**What to work on:**
Copy all of the material exactly. Pictures are not to appear in the copy.

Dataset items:
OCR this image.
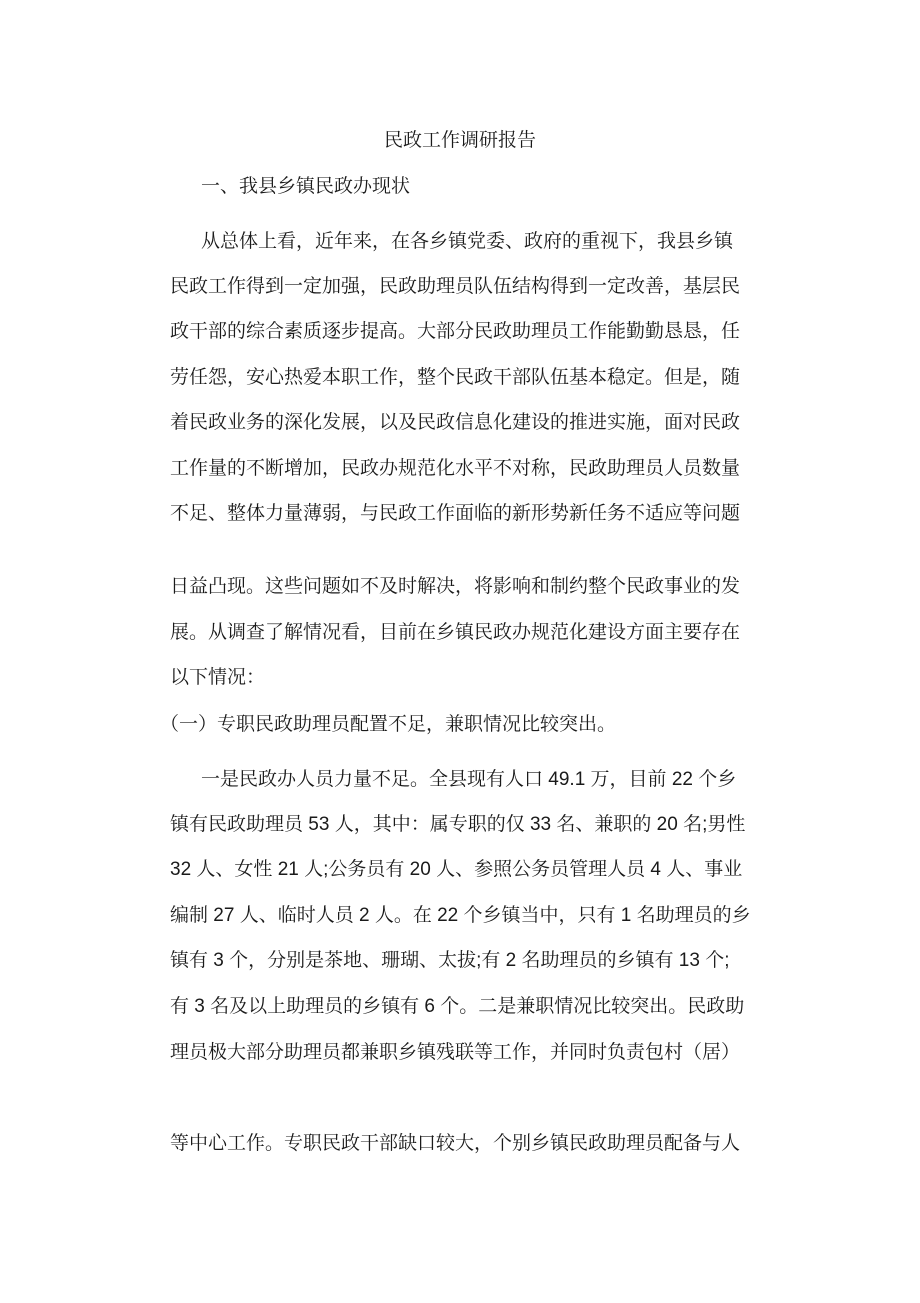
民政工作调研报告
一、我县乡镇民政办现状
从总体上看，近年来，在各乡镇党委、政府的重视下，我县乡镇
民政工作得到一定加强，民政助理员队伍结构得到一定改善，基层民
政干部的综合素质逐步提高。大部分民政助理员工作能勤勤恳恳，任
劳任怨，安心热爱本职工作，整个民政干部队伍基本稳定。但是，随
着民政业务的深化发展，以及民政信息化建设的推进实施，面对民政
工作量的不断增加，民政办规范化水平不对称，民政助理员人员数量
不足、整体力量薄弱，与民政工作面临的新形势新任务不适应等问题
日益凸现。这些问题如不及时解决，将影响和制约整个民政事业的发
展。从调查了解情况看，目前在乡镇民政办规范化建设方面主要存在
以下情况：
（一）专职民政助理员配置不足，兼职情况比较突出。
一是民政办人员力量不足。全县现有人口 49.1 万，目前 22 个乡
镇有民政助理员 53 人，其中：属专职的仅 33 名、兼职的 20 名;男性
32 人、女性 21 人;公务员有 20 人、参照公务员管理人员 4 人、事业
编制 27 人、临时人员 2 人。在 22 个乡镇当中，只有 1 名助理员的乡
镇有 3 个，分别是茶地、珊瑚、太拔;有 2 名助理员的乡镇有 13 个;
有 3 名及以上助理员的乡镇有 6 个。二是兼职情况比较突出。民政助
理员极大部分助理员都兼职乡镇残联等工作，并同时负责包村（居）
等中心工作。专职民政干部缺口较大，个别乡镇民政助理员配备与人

**Exercise response:**
OCR this image.
民政工作调研报告
一、我县乡镇民政办现状
从总体上看，近年来，在各乡镇党委、政府的重视下，我县乡镇
民政工作得到一定加强，民政助理员队伍结构得到一定改善，基层民
政干部的综合素质逐步提高。大部分民政助理员工作能勤勤恳恳，任
劳任怨，安心热爱本职工作，整个民政干部队伍基本稳定。但是，随
着民政业务的深化发展，以及民政信息化建设的推进实施，面对民政
工作量的不断增加，民政办规范化水平不对称，民政助理员人员数量
不足、整体力量薄弱，与民政工作面临的新形势新任务不适应等问题
日益凸现。这些问题如不及时解决，将影响和制约整个民政事业的发
展。从调查了解情况看，目前在乡镇民政办规范化建设方面主要存在
以下情况：
（一）专职民政助理员配置不足，兼职情况比较突出。
一是民政办人员力量不足。全县现有人口 49.1 万，目前 22 个乡
镇有民政助理员 53 人，其中：属专职的仅 33 名、兼职的 20 名;男性
32 人、女性 21 人;公务员有 20 人、参照公务员管理人员 4 人、事业
编制 27 人、临时人员 2 人。在 22 个乡镇当中，只有 1 名助理员的乡
镇有 3 个，分别是茶地、珊瑚、太拔;有 2 名助理员的乡镇有 13 个;
有 3 名及以上助理员的乡镇有 6 个。二是兼职情况比较突出。民政助
理员极大部分助理员都兼职乡镇残联等工作，并同时负责包村（居）
等中心工作。专职民政干部缺口较大，个别乡镇民政助理员配备与人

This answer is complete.